Task description
Search the records for the string "peut", then copy each line where it appears.

________

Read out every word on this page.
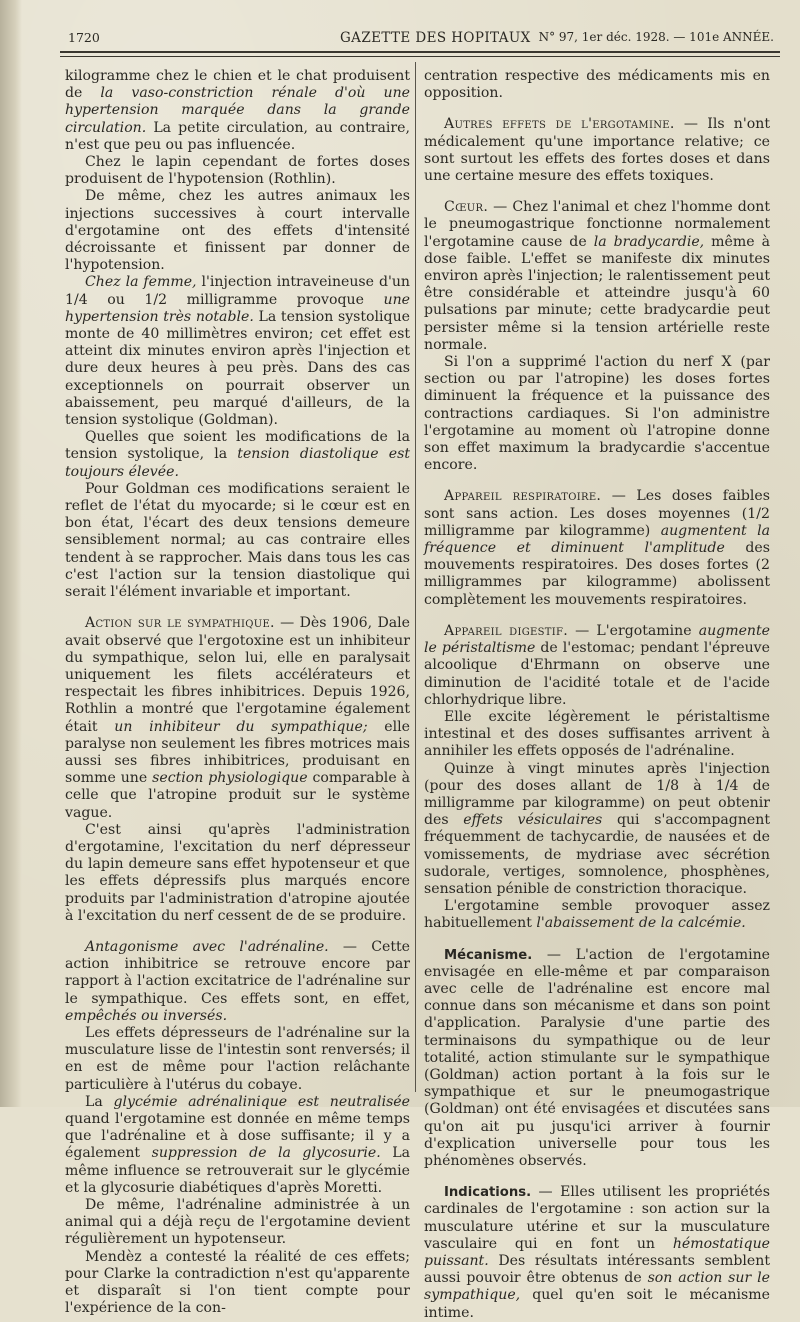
1720	GAZETTE DES HOPITAUX N° 97, 1er déc. 1928. — 101e ANNÉE.

kilogramme chez le chien et le chat produisent de la vaso-constriction rénale d'où une hypertension marquée dans la grande circulation. La petite circulation, au contraire, n'est que peu ou pas influencée.

Chez le lapin cependant de fortes doses produisent de l'hypotension (Rothlin).

De même, chez les autres animaux les injections successives à court intervalle d'ergotamine ont des effets d'intensité décroissante et finissent par donner de l'hypotension.

Chez la femme, l'injection intraveineuse d'un 1/4 ou 1/2 milligramme provoque une hypertension très notable. La tension systolique monte de 40 millimètres environ; cet effet est atteint dix minutes environ après l'injection et dure deux heures à peu près. Dans des cas exceptionnels on pourrait observer un abaissement, peu marqué d'ailleurs, de la tension systolique (Goldman).

Quelles que soient les modifications de la tension systolique, la tension diastolique est toujours élevée.

Pour Goldman ces modifications seraient le reflet de l'état du myocarde; si le cœur est en bon état, l'écart des deux tensions demeure sensiblement normal; au cas contraire elles tendent à se rapprocher. Mais dans tous les cas c'est l'action sur la tension diastolique qui serait l'élément invariable et important.

Action sur le sympathique. — Dès 1906, Dale avait observé que l'ergotoxine est un inhibiteur du sympathique, selon lui, elle en paralysait uniquement les filets accélérateurs et respectait les fibres inhibitrices. Depuis 1926, Rothlin a montré que l'ergotamine également était un inhibiteur du sympathique; elle paralyse non seulement les fibres motrices mais aussi ses fibres inhibitrices, produisant en somme une section physiologique comparable à celle que l'atropine produit sur le système vague.

C'est ainsi qu'après l'administration d'ergotamine, l'excitation du nerf dépresseur du lapin demeure sans effet hypotenseur et que les effets dépressifs plus marqués encore produits par l'administration d'atropine ajoutée à l'excitation du nerf cessent de de se produire.

Antagonisme avec l'adrénaline. — Cette action inhibitrice se retrouve encore par rapport à l'action excitatrice de l'adrénaline sur le sympathique. Ces effets sont, en effet, empêchés ou inversés.

Les effets dépresseurs de l'adrénaline sur la musculature lisse de l'intestin sont renversés; il en est de même pour l'action relâchante particulière à l'utérus du cobaye.

La glycémie adrénalinique est neutralisée quand l'ergotamine est donnée en même temps que l'adrénaline et à dose suffisante; il y a également suppression de la glycosurie. La même influence se retrouverait sur le glycémie et la glycosurie diabétiques d'après Moretti.

De même, l'adrénaline administrée à un animal qui a déjà reçu de l'ergotamine devient régulièrement un hypotenseur.

Mendèz a contesté la réalité de ces effets; pour Clarke la contradiction n'est qu'apparente et disparaît si l'on tient compte pour l'expérience de la con-

centration respective des médicaments mis en opposition.

Autres effets de l'ergotamine. — Ils n'ont médicalement qu'une importance relative; ce sont surtout les effets des fortes doses et dans une certaine mesure des effets toxiques.

Cœur. — Chez l'animal et chez l'homme dont le pneumogastrique fonctionne normalement l'ergotamine cause de la bradycardie, même à dose faible. L'effet se manifeste dix minutes environ après l'injection; le ralentissement peut être considérable et atteindre jusqu'à 60 pulsations par minute; cette bradycardie peut persister même si la tension artérielle reste normale.

Si l'on a supprimé l'action du nerf X (par section ou par l'atropine) les doses fortes diminuent la fréquence et la puissance des contractions cardiaques. Si l'on administre l'ergotamine au moment où l'atropine donne son effet maximum la bradycardie s'accentue encore.

Appareil respiratoire. — Les doses faibles sont sans action. Les doses moyennes (1/2 milligramme par kilogramme) augmentent la fréquence et diminuent l'amplitude des mouvements respiratoires. Des doses fortes (2 milligrammes par kilogramme) abolissent complètement les mouvements respiratoires.

Appareil digestif. — L'ergotamine augmente le péristaltisme de l'estomac; pendant l'épreuve alcoolique d'Ehrmann on observe une diminution de l'acidité totale et de l'acide chlorhydrique libre.

Elle excite légèrement le péristaltisme intestinal et des doses suffisantes arrivent à annihiler les effets opposés de l'adrénaline.

Quinze à vingt minutes après l'injection (pour des doses allant de 1/8 à 1/4 de milligramme par kilogramme) on peut obtenir des effets vésiculaires qui s'accompagnent fréquemment de tachycardie, de nausées et de vomissements, de mydriase avec sécrétion sudorale, vertiges, somnolence, phosphènes, sensation pénible de constriction thoracique.

L'ergotamine semble provoquer assez habituellement l'abaissement de la calcémie.

Mécanisme. — L'action de l'ergotamine envisagée en elle-même et par comparaison avec celle de l'adrénaline est encore mal connue dans son mécanisme et dans son point d'application. Paralysie d'une partie des terminaisons du sympathique ou de leur totalité, action stimulante sur le sympathique (Goldman) action portant à la fois sur le sympathique et sur le pneumogastrique (Goldman) ont été envisagées et discutées sans qu'on ait pu jusqu'ici arriver à fournir d'explication universelle pour tous les phénomènes observés.

Indications. — Elles utilisent les propriétés cardinales de l'ergotamine : son action sur la musculature utérine et sur la musculature vasculaire qui en font un hémostatique puissant. Des résultats intéressants semblent aussi pouvoir être obtenus de son action sur le sympathique, quel qu'en soit le mécanisme intime.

________

Solution to the problem
Cœur. — Chez l'animal et chez l'homme dont le pneumogastrique fonctionne normalement l'ergotamine cause de la bradycardie, même à dose faible. L'effet se manifeste dix minutes environ après l'injection; le ralentissement peut être considérable et atteindre jusqu'à 60 pulsations par minute; cette bradycardie peut persister même si la tension artérielle reste normale.
Quinze à vingt minutes après l'injection (pour des doses allant de 1/8 à 1/4 de milligramme par kilogramme) on peut obtenir des effets vésiculaires qui s'accompagnent fréquemment de tachycardie, de nausées et de vomissements, de mydriase avec sécrétion sudorale, vertiges, somnolence, phosphènes, sensation pénible de constriction thoracique.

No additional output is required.